Description of the task
Reproduce, character for character, the lines of the listing from the line with "- bath-name: Past" to the line with "- file-name: RitualBaths_promo.indd: [8, 582, 77, 589]", including both of those lines.

Stored data:
▼▼▼

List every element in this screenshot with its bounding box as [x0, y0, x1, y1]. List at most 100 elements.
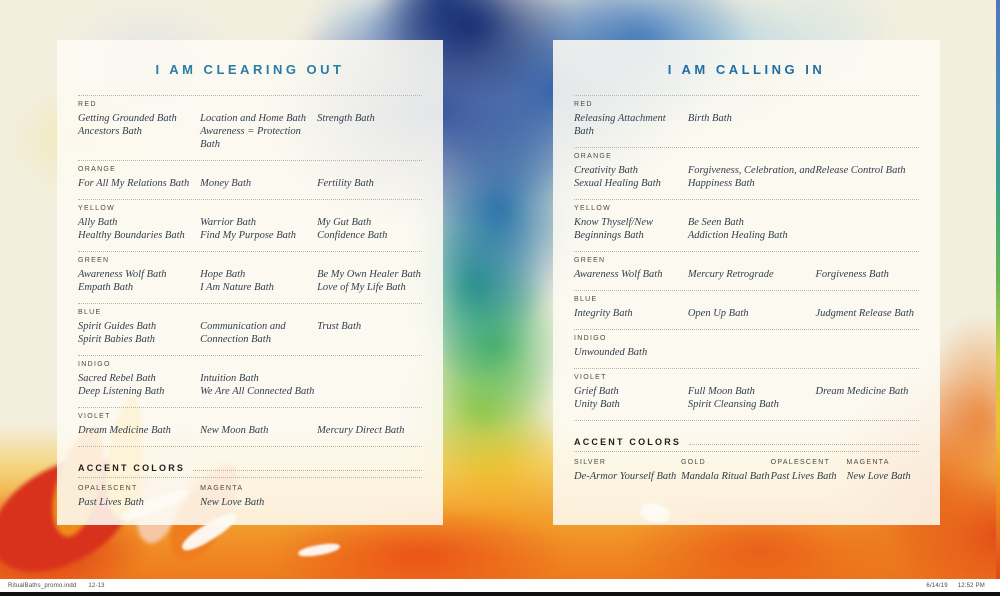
- bath-name: Past Lives Bath: [770, 471, 837, 482]
- section-label: ORANGE: [574, 153, 613, 160]
- color-section-blue: BLUE Spirit Guides Bath Spirit Babies Bath…: [78, 303, 422, 355]
- file-name: RitualBaths_promo.indd: [8, 582, 77, 589]
- section-columns: Integrity Bath Open Up Bath Judgment Relea…: [574, 307, 919, 320]
- accent-divider: [574, 451, 919, 452]
- bath-name: Forgiveness Bath: [815, 269, 889, 280]
- bath-name: Intuition Bath: [200, 373, 259, 384]
- proof-time: 12:52 PM: [957, 582, 985, 589]
- bath-name: Money Bath: [200, 178, 252, 189]
- bath-name: Spirit Guides Bath: [78, 321, 157, 332]
- section-column: Location and Home Bath Awareness = Protec…: [200, 112, 317, 151]
- bath-name: My Gut Bath: [317, 217, 372, 228]
- section-column: Trust Bath: [317, 320, 422, 346]
- bath-name: Empath Bath: [78, 282, 134, 293]
- bath-name: Be My Own Healer Bath: [317, 269, 421, 280]
- bath-name: New Love Bath: [200, 497, 265, 508]
- color-section-red: RED Releasing Attachment Bath Birth Bath: [574, 95, 919, 147]
- section-label: INDIGO: [574, 335, 607, 342]
- bath-name: Integrity Bath: [574, 308, 633, 319]
- bath-name: Beginnings Bath: [574, 230, 644, 241]
- section-column: Mercury Retrograde: [688, 268, 816, 281]
- bath-name: Addiction Healing Bath: [687, 230, 788, 241]
- bath-name: Be Seen Bath: [687, 217, 744, 228]
- section-divider: [574, 420, 919, 421]
- dotted-leader: [689, 444, 919, 445]
- section-column: Birth Bath: [688, 112, 816, 138]
- bath-name: Happiness Bath: [687, 178, 755, 189]
- bath-name: Deep Listening Bath: [78, 386, 165, 397]
- proof-footer-left: RitualBaths_promo.indd 12-13: [8, 583, 115, 589]
- accent-group-magenta: MAGENTA New Love Bath: [847, 459, 919, 483]
- section-column: Warrior Bath Find My Purpose Bath: [200, 216, 317, 242]
- section-column: Fertility Bath: [317, 177, 422, 190]
- bath-name: Ancestors Bath: [78, 126, 142, 137]
- accent-group-label: OPALESCENT: [78, 485, 138, 492]
- section-column: Full Moon Bath Spirit Cleansing Bath: [688, 385, 816, 411]
- section-column: Ally Bath Healthy Boundaries Bath: [78, 216, 200, 242]
- color-section-red: RED Getting Grounded Bath Ancestors Bath Lo…: [78, 95, 422, 160]
- bath-name: Communication and: [200, 321, 286, 332]
- page-range: 12-13: [88, 582, 105, 589]
- section-label: ORANGE: [78, 166, 117, 173]
- bath-name: Dream Medicine Bath: [78, 425, 171, 436]
- bath-name: Creativity Bath: [574, 165, 639, 176]
- color-section-green: GREEN Awareness Wolf Bath Empath Bath Hope …: [78, 251, 422, 303]
- section-column: Forgiveness, Celebration, and Happiness B…: [688, 164, 816, 190]
- bath-name: Dream Medicine Bath: [815, 386, 909, 397]
- section-column: [317, 372, 422, 398]
- bath-name: Grief Bath: [574, 386, 619, 397]
- section-columns: For All My Relations Bath Money Bath Ferti…: [78, 177, 422, 190]
- bath-name: Sexual Healing Bath: [574, 178, 661, 189]
- bath-name: Love of My Life Bath: [317, 282, 406, 293]
- section-columns: Know Thyself/New Beginnings Bath Be Seen B…: [574, 216, 919, 242]
- section-label: GREEN: [574, 257, 606, 264]
- section-column: Grief Bath Unity Bath: [574, 385, 688, 411]
- color-section-orange: ORANGE Creativity Bath Sexual Healing Bath…: [574, 147, 919, 199]
- section-column: [815, 346, 919, 359]
- section-column: Strength Bath: [317, 112, 422, 151]
- accent-group-silver: SILVER De-Armor Yourself Bath: [574, 459, 681, 483]
- section-column: Creativity Bath Sexual Healing Bath: [574, 164, 688, 190]
- accent-colors-heading-row: ACCENT COLORS: [78, 463, 422, 473]
- bath-name: Mercury Direct Bath: [317, 425, 405, 436]
- section-column: Getting Grounded Bath Ancestors Bath: [78, 112, 200, 151]
- color-section-violet: VIOLET Dream Medicine Bath New Moon Bath Me…: [78, 407, 422, 446]
- bath-name: Mercury Retrograde: [687, 269, 774, 280]
- bath-name: Healthy Boundaries Bath: [78, 230, 185, 241]
- section-columns: Awareness Wolf Bath Mercury Retrograde For…: [574, 268, 919, 281]
- section-columns: Dream Medicine Bath New Moon Bath Mercury …: [78, 424, 422, 437]
- section-column: Unwounded Bath: [574, 346, 688, 359]
- bath-name: Awareness = Protection Bath: [200, 126, 301, 150]
- bath-name: I Am Nature Bath: [200, 282, 274, 293]
- section-columns: Releasing Attachment Bath Birth Bath: [574, 112, 919, 138]
- color-section-blue: BLUE Integrity Bath Open Up Bath Judgment R…: [574, 290, 919, 329]
- section-column: Dream Medicine Bath: [815, 385, 919, 411]
- section-label: VIOLET: [78, 413, 111, 420]
- bath-name: Strength Bath: [317, 113, 375, 124]
- accent-group-opalescent: OPALESCENT Past Lives Bath: [78, 485, 200, 509]
- section-column: New Moon Bath: [200, 424, 317, 437]
- section-columns: Ally Bath Healthy Boundaries Bath Warrior …: [78, 216, 422, 242]
- section-label: RED: [78, 101, 97, 108]
- sections-list: RED Releasing Attachment Bath Birth Bath OR…: [574, 95, 919, 421]
- bath-name: Full Moon Bath: [687, 386, 755, 397]
- section-column: Mercury Direct Bath: [317, 424, 422, 437]
- bath-name: Judgment Release Bath: [815, 308, 915, 319]
- panel-title-clearing-out: I AM CLEARING OUT: [155, 62, 345, 77]
- panel-title-calling-in: I AM CALLING IN: [667, 62, 826, 77]
- section-column: Release Control Bath: [815, 164, 919, 190]
- bath-name: Open Up Bath: [687, 308, 749, 319]
- bath-name: Unity Bath: [574, 399, 620, 410]
- accent-group-label: MAGENTA: [200, 485, 244, 492]
- section-column: Awareness Wolf Bath Empath Bath: [78, 268, 200, 294]
- clearing-out-panel: I AM CLEARING OUT RED Getting Grounded Ba…: [57, 40, 443, 525]
- color-section-indigo: INDIGO Unwounded Bath: [574, 329, 919, 368]
- section-column: [815, 112, 919, 138]
- bath-name: New Love Bath: [846, 471, 911, 482]
- bath-name: Sacred Rebel Bath: [78, 373, 156, 384]
- bath-name: De-Armor Yourself Bath: [574, 471, 677, 482]
- accent-columns: SILVER De-Armor Yourself Bath GOLD Mandala …: [574, 459, 919, 483]
- color-section-yellow: YELLOW Know Thyself/New Beginnings Bath Be …: [574, 199, 919, 251]
- section-column: Awareness Wolf Bath: [574, 268, 688, 281]
- accent-group-label: GOLD: [680, 459, 706, 466]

▲▲▲

Complete answer
- bath-name: Past Lives Bath: [770, 471, 837, 482]
- section-label: ORANGE: [574, 153, 613, 160]
- color-section-blue: BLUE Spirit Guides Bath Spirit Babies Bath…: [78, 303, 422, 355]
- file-name: RitualBaths_promo.indd: [8, 582, 77, 589]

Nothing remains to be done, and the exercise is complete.